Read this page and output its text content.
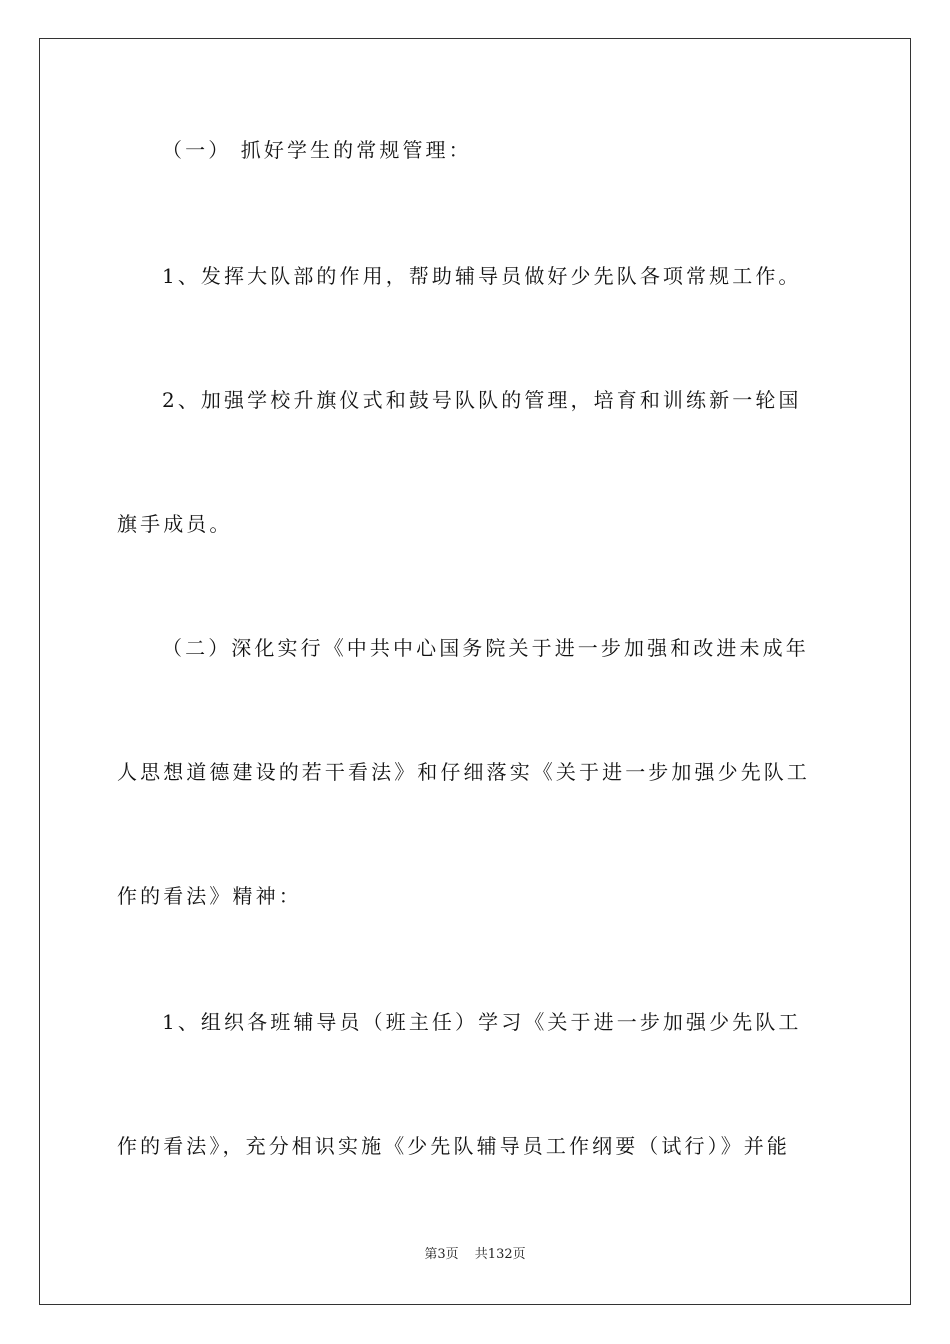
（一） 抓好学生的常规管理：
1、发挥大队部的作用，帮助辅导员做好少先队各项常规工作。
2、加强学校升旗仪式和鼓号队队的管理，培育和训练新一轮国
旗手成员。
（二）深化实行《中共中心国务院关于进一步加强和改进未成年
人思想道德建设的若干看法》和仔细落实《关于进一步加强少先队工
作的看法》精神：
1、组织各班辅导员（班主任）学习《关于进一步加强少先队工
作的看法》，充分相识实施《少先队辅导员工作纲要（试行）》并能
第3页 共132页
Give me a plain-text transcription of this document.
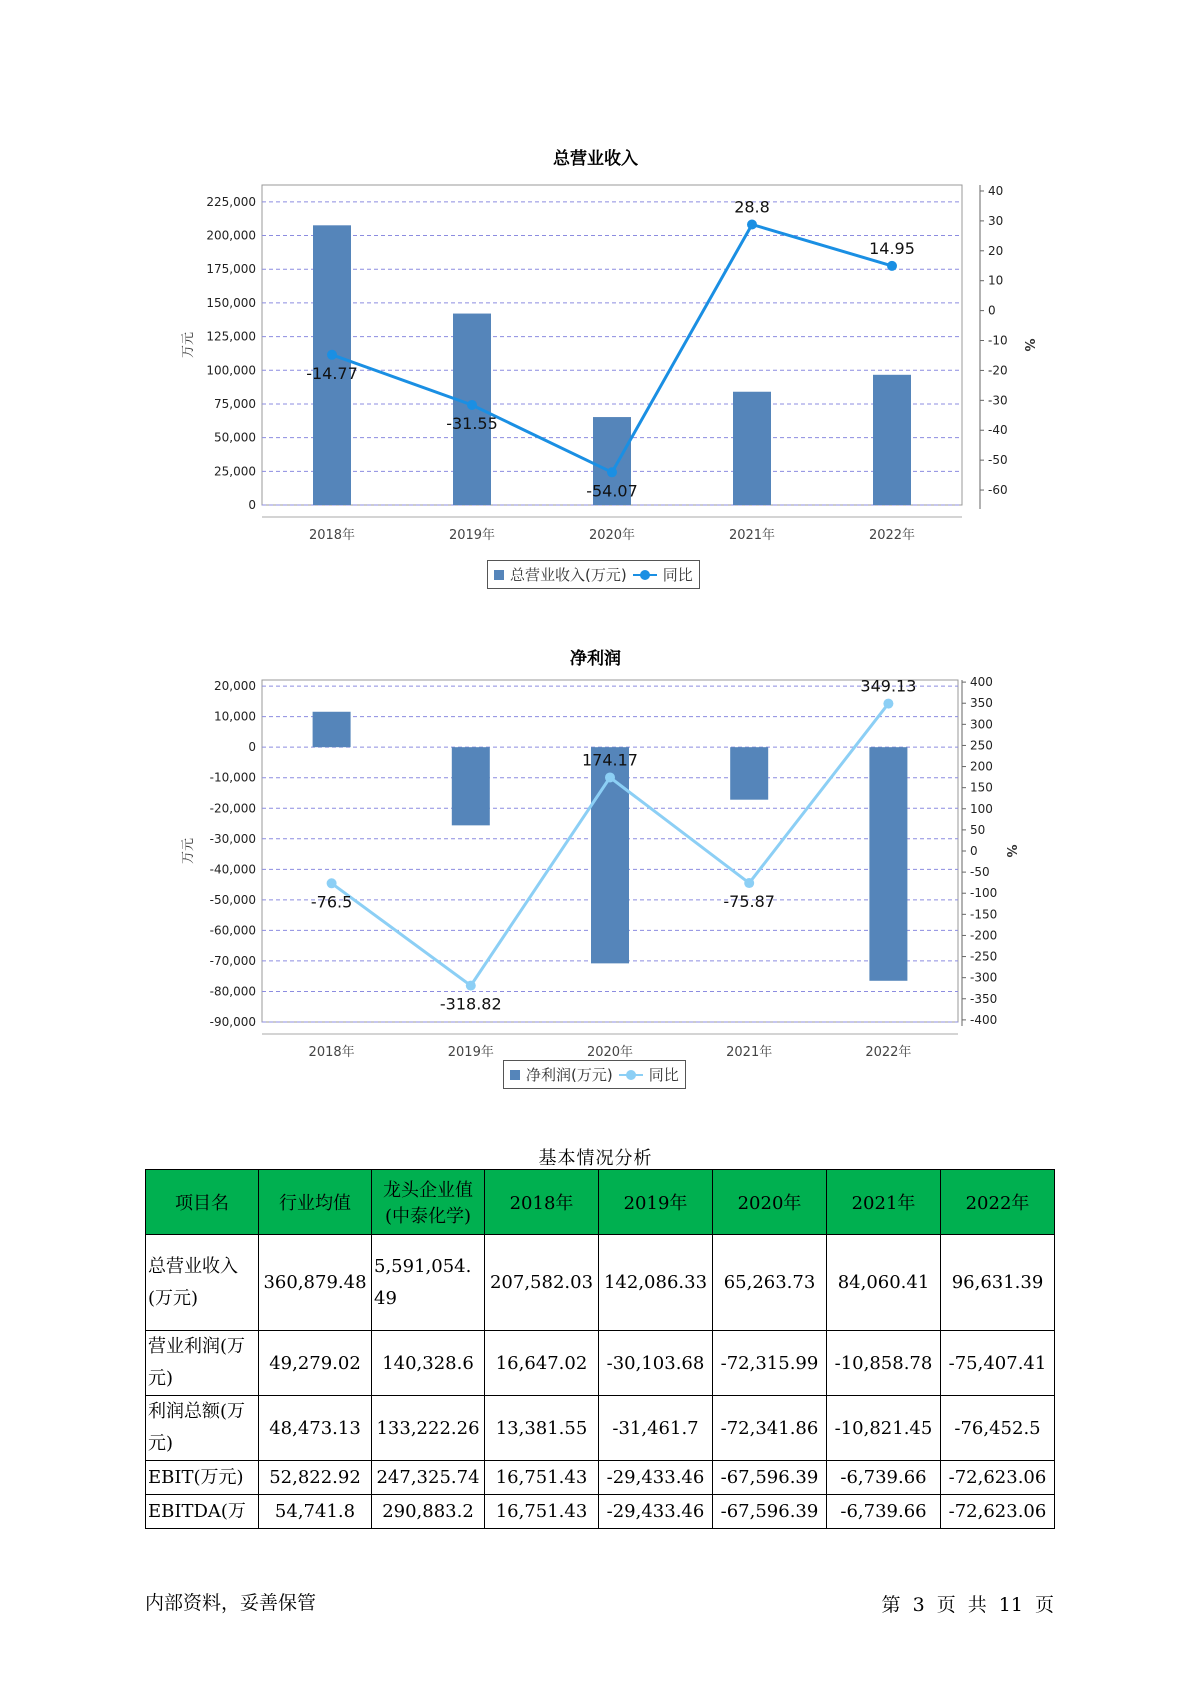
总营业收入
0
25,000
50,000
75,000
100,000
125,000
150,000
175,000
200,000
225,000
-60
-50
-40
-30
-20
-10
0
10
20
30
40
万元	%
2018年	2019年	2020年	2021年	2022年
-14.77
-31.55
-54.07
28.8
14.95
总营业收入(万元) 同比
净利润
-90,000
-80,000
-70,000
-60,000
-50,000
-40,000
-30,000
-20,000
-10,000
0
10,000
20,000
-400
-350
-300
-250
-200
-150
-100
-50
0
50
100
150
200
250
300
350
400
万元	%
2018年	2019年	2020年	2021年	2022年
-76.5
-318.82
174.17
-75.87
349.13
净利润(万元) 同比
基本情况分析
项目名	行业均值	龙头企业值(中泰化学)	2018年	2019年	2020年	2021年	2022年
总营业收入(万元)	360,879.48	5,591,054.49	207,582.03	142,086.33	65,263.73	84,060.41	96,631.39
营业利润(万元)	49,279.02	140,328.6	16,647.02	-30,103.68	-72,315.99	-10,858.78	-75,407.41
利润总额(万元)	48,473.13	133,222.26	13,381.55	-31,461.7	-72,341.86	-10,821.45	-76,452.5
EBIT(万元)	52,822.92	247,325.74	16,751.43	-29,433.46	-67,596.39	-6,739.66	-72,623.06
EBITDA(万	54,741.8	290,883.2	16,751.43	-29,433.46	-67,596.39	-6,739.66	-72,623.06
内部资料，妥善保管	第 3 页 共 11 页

___

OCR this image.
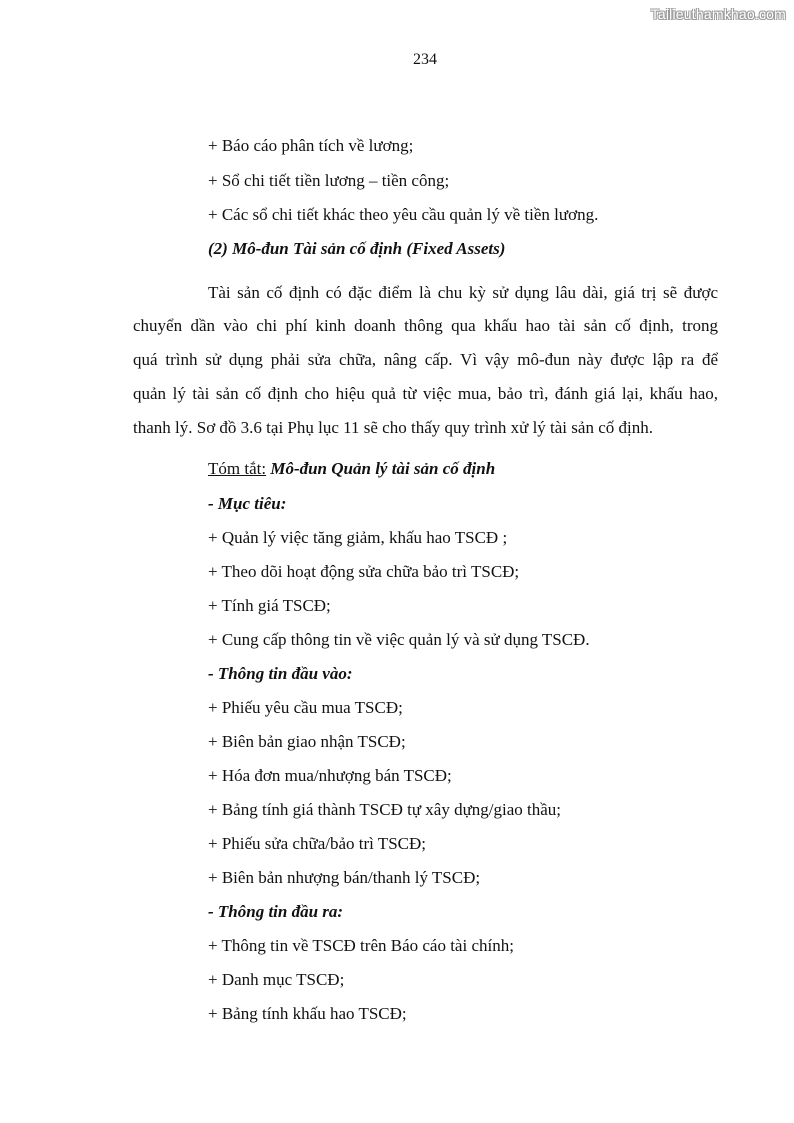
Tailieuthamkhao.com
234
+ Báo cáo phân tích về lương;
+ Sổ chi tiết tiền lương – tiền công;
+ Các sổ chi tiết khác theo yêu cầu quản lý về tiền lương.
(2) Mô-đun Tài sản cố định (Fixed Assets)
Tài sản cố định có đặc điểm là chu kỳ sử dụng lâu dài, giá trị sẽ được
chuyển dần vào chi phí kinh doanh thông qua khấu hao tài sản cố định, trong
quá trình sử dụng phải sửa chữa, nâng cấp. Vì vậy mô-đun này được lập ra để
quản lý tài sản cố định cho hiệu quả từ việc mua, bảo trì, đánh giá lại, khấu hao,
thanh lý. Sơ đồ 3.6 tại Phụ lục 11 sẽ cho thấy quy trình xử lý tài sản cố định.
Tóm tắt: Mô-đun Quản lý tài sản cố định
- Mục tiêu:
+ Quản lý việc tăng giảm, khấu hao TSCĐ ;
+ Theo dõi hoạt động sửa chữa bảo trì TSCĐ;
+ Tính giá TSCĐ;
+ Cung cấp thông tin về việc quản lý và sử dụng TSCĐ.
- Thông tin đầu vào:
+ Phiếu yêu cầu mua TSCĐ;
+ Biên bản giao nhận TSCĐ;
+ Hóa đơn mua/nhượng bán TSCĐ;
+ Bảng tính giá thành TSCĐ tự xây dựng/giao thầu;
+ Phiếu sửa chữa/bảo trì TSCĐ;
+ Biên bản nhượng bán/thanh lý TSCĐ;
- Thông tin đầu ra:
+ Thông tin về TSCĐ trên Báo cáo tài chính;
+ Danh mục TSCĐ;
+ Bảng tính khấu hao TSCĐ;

___

## Exercise task
Of the lines in the records, determine how many contain the word "text", and report that number alone.

## Final result
2